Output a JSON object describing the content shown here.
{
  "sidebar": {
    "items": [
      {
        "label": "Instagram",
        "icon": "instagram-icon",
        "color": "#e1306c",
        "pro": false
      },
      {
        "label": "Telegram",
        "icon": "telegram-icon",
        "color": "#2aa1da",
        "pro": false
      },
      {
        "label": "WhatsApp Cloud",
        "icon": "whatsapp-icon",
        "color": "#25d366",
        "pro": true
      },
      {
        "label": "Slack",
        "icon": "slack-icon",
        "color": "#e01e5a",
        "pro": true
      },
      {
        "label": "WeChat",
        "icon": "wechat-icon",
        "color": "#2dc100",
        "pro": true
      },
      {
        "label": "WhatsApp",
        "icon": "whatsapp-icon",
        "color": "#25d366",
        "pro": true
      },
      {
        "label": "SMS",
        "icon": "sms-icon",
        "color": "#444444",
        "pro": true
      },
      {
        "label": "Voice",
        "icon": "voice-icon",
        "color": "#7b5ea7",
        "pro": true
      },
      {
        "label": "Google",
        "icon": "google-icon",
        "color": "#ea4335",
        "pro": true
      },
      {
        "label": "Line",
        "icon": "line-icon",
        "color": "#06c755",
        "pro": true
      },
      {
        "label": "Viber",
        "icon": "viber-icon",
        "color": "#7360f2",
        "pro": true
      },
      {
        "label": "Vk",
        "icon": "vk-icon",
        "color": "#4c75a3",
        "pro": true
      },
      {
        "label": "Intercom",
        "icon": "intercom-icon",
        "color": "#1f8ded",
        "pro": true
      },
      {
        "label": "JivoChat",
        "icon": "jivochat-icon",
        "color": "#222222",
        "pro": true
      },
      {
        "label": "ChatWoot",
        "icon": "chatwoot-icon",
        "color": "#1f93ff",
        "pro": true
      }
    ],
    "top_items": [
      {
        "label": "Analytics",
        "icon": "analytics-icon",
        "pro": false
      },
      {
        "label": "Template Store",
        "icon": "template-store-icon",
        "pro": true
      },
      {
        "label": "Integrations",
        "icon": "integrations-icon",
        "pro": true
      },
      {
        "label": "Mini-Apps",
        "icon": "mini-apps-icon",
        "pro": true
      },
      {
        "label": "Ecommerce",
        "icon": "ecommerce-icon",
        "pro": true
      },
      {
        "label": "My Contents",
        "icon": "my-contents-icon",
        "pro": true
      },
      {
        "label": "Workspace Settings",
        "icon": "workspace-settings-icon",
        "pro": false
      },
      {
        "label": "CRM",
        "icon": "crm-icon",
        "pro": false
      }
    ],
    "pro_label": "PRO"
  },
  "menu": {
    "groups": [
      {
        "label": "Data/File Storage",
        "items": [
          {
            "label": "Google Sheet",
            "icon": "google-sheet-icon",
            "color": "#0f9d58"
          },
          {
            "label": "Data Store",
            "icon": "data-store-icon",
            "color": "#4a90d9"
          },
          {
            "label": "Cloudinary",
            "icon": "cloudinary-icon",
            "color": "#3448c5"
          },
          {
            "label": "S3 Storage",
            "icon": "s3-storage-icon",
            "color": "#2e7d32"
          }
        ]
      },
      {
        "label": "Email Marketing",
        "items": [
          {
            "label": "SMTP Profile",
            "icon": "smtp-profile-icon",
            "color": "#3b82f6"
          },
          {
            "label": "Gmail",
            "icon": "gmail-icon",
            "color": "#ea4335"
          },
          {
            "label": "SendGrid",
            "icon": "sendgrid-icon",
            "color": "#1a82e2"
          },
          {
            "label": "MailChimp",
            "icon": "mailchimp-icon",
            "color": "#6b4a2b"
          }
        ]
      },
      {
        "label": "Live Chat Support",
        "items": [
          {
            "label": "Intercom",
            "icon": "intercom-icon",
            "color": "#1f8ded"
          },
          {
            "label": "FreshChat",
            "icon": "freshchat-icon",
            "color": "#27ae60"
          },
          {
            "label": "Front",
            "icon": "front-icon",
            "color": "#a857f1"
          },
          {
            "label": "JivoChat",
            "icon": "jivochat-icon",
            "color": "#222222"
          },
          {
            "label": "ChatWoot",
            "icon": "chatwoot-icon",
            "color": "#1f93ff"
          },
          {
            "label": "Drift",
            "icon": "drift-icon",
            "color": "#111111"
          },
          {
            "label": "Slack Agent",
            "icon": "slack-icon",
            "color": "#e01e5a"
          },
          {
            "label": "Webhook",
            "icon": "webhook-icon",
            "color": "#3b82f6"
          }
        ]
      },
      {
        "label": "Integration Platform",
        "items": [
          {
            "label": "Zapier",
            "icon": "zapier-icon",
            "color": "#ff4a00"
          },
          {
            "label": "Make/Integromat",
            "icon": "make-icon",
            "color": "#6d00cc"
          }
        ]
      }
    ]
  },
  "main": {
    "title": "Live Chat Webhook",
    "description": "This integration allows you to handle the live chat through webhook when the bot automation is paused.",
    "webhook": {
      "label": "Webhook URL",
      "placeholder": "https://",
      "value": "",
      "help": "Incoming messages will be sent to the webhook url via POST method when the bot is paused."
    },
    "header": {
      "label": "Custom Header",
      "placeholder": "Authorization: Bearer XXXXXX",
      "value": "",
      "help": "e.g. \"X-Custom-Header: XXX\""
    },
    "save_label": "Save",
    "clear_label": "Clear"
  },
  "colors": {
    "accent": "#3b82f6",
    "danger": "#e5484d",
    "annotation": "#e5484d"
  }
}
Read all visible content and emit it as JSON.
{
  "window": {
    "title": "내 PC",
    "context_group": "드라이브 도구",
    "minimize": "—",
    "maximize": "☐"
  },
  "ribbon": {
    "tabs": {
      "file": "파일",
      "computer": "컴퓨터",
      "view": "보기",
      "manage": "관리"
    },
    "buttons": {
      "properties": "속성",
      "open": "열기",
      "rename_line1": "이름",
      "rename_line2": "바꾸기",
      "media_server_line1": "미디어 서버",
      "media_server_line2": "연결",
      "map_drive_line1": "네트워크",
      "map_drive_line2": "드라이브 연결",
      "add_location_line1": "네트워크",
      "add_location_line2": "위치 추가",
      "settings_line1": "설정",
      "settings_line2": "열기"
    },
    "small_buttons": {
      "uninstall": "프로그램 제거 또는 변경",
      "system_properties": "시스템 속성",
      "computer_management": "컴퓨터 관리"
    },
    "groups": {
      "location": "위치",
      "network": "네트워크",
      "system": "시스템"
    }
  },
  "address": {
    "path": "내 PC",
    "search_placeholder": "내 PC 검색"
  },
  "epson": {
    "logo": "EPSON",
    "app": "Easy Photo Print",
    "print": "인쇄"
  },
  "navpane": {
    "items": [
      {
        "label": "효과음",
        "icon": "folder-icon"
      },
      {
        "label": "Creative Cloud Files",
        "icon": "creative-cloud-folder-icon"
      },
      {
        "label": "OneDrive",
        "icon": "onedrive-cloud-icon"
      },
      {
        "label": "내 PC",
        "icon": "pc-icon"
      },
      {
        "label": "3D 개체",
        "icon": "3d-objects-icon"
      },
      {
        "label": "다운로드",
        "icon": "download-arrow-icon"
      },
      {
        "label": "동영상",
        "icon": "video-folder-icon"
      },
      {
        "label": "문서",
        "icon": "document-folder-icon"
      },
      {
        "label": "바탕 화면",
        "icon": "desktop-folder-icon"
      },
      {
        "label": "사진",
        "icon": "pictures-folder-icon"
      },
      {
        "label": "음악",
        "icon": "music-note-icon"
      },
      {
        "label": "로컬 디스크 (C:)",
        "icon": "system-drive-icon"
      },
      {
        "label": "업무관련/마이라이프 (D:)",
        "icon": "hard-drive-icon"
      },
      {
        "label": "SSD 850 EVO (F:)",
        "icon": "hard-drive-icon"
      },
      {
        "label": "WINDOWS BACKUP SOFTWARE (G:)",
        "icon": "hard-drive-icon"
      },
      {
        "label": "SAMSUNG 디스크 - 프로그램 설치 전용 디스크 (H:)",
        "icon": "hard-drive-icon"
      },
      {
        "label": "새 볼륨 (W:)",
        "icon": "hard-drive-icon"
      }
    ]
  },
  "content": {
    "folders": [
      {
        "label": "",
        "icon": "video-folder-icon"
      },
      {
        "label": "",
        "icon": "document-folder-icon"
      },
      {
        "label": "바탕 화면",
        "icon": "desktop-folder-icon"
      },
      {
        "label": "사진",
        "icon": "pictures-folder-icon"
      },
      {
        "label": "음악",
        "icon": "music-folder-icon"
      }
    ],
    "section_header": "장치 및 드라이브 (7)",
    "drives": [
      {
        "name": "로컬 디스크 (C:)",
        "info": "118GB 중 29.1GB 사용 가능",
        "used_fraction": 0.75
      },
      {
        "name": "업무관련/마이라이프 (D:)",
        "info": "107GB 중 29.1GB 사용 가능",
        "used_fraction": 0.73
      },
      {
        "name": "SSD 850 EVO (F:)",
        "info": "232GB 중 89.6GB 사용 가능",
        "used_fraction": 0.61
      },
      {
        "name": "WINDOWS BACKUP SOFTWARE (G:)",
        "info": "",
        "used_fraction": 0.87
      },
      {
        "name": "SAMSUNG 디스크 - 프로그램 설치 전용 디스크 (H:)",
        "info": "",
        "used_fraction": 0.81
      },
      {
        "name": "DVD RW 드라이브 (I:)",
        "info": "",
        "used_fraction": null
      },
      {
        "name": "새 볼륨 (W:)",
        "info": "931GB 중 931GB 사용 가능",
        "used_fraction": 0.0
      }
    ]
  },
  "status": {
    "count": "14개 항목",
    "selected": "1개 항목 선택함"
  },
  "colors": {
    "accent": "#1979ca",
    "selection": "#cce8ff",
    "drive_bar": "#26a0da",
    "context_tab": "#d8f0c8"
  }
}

▸ **Your instructions**
Look through the entries and return every line where "BACKUP" appears.

▸ **Right answer**
        "label": "WINDOWS BACKUP SOFTWARE (G:)",
        "name": "WINDOWS BACKUP SOFTWARE (G:)",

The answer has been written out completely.